Stated task: Search the data for the string "exemption" and gather each line it is in.

***

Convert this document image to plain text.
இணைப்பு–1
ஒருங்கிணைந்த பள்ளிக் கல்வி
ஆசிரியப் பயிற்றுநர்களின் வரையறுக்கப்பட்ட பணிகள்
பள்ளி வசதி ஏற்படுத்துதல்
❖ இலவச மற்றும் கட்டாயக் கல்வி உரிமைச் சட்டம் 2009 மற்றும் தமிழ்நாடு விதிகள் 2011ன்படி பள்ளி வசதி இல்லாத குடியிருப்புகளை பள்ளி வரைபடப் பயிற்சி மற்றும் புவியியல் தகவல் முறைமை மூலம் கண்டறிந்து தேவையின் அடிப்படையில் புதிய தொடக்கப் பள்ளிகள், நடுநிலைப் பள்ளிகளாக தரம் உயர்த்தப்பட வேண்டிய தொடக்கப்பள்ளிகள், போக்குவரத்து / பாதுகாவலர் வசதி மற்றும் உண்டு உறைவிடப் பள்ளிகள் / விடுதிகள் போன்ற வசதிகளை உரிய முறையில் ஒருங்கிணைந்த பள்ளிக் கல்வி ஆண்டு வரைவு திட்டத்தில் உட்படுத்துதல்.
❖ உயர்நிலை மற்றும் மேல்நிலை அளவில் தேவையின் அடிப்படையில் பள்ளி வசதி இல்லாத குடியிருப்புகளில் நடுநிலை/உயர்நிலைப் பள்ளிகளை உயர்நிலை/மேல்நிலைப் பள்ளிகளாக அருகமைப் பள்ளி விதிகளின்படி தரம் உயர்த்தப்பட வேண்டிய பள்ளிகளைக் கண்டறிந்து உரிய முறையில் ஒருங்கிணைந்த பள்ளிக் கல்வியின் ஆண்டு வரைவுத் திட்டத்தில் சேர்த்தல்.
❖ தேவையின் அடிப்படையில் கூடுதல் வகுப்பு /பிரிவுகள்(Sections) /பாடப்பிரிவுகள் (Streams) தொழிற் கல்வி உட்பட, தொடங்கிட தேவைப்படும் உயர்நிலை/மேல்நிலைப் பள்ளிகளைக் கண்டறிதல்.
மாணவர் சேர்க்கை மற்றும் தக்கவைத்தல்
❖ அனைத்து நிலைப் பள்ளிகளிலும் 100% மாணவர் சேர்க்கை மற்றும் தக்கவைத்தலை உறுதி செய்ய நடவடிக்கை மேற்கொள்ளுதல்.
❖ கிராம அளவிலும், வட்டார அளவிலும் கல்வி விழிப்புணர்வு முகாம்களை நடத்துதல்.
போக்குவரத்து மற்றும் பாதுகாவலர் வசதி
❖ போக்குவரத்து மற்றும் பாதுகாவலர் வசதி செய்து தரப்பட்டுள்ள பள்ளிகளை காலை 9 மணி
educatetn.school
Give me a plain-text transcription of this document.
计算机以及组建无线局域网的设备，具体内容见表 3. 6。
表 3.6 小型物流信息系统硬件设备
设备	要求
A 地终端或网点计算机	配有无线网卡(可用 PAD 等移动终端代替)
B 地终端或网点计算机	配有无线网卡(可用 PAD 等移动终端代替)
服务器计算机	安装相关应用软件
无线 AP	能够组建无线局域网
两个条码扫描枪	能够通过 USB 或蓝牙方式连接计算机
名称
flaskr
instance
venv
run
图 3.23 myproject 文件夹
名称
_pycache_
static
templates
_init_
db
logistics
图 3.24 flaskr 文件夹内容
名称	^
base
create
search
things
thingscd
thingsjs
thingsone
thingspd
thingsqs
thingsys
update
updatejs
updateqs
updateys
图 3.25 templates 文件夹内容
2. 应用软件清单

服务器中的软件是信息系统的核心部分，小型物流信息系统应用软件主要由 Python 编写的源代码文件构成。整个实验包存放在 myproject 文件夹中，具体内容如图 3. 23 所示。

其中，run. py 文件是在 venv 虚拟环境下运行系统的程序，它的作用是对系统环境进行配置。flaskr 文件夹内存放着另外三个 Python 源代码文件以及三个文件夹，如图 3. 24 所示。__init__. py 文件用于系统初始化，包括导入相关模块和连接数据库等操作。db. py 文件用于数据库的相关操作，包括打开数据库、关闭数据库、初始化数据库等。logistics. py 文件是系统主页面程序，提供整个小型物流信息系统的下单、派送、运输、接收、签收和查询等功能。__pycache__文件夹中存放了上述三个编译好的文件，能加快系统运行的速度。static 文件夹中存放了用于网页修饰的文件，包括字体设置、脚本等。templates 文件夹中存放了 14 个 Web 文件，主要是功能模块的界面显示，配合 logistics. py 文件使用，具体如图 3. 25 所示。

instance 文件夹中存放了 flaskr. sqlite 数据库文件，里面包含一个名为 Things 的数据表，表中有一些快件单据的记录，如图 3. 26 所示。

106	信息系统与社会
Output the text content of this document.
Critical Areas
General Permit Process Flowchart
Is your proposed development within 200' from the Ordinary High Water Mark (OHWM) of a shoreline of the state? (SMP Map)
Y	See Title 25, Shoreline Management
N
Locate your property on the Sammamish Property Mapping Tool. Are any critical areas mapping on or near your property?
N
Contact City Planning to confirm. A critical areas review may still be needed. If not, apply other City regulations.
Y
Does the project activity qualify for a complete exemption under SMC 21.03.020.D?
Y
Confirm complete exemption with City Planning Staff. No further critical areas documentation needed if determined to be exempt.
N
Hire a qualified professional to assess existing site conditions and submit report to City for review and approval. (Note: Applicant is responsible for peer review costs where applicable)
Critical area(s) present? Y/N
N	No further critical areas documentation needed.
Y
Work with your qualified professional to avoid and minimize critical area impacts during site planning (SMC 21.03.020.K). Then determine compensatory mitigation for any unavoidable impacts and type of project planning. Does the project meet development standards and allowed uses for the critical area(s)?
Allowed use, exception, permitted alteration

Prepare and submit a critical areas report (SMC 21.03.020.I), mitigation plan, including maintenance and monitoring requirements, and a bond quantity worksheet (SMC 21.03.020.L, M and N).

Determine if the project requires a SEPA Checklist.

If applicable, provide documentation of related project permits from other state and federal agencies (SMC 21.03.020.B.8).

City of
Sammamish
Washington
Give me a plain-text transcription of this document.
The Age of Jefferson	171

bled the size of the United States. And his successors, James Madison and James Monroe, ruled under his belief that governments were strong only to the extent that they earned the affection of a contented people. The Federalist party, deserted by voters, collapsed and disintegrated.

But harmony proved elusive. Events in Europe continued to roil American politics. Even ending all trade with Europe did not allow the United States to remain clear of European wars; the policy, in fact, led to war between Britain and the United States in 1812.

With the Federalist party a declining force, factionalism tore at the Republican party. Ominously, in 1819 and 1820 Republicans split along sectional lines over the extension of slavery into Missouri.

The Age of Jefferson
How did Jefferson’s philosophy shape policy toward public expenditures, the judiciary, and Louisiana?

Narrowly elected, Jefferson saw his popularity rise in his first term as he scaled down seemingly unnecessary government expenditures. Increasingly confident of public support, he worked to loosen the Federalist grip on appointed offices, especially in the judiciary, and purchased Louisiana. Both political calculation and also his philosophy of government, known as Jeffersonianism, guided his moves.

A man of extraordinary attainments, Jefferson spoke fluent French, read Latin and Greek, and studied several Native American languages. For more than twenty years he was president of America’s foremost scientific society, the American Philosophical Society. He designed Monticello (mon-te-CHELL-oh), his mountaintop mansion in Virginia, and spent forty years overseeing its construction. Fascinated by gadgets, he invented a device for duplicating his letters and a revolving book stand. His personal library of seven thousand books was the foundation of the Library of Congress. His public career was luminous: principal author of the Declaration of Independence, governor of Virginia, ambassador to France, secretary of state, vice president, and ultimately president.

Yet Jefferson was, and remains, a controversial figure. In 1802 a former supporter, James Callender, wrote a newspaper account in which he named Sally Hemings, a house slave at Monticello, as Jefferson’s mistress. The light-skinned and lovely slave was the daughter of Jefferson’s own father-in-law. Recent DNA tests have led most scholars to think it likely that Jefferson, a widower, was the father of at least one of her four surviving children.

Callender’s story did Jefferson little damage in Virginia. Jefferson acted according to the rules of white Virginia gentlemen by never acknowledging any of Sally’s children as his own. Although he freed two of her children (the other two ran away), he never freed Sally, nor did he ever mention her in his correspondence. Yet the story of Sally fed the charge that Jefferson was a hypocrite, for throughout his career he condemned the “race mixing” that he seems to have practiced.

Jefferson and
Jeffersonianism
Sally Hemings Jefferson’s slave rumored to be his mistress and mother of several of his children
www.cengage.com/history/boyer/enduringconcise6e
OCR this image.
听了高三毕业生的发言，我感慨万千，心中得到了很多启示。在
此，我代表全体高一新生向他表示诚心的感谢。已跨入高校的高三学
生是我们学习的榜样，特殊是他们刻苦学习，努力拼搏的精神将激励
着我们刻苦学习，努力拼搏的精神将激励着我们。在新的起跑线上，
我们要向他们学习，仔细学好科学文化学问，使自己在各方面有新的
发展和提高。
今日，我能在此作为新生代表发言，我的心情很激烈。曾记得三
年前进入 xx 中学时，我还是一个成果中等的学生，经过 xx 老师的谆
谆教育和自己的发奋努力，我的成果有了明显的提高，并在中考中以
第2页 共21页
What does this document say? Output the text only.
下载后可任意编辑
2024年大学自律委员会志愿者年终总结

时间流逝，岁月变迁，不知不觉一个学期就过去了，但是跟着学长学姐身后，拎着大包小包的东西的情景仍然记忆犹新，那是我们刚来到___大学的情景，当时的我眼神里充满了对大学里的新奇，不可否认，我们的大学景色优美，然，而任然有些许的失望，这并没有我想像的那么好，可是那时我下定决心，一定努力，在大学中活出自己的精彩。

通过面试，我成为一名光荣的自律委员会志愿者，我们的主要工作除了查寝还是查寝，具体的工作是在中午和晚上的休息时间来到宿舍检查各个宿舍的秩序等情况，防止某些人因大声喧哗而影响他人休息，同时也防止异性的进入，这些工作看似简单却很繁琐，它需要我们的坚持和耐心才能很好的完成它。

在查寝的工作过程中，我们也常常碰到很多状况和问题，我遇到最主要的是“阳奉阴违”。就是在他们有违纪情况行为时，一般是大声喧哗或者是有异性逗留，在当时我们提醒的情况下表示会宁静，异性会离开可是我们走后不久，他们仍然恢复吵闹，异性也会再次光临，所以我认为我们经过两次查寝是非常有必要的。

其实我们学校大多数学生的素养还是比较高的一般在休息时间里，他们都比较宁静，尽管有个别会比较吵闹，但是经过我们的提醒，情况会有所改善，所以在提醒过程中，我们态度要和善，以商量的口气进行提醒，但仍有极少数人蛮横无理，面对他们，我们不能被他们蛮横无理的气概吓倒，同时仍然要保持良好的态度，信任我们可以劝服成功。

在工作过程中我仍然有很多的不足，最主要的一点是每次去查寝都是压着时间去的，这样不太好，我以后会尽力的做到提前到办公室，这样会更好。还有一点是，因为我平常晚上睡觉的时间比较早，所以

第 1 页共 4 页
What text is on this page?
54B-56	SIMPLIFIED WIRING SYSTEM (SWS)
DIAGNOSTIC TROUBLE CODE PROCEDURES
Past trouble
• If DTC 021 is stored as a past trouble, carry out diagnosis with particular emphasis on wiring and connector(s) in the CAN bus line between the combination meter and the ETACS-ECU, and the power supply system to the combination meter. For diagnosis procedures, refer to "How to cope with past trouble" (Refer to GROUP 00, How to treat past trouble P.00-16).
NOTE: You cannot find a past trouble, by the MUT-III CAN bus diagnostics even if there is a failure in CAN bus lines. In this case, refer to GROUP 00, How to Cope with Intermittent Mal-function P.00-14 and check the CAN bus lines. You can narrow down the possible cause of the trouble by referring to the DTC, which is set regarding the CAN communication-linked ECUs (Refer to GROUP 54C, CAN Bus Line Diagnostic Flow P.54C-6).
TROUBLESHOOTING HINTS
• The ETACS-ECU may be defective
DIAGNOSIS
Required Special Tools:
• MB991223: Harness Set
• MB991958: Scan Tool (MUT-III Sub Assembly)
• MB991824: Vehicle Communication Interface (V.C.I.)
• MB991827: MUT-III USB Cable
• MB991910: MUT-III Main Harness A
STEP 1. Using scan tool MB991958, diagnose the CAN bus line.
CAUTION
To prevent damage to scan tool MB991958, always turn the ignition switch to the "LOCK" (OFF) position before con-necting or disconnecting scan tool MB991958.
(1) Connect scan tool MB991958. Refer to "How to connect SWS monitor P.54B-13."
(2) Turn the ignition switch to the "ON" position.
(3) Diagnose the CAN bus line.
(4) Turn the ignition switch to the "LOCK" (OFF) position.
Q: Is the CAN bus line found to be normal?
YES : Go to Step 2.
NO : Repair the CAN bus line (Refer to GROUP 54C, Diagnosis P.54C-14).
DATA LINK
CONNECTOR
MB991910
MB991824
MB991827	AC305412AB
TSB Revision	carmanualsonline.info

***

Response to this task:
Does the project activity qualify for a complete exemption under SMC 21.03.020.D?
Confirm complete exemption with City Planning Staff. No further critical areas documentation needed if determined to be exempt.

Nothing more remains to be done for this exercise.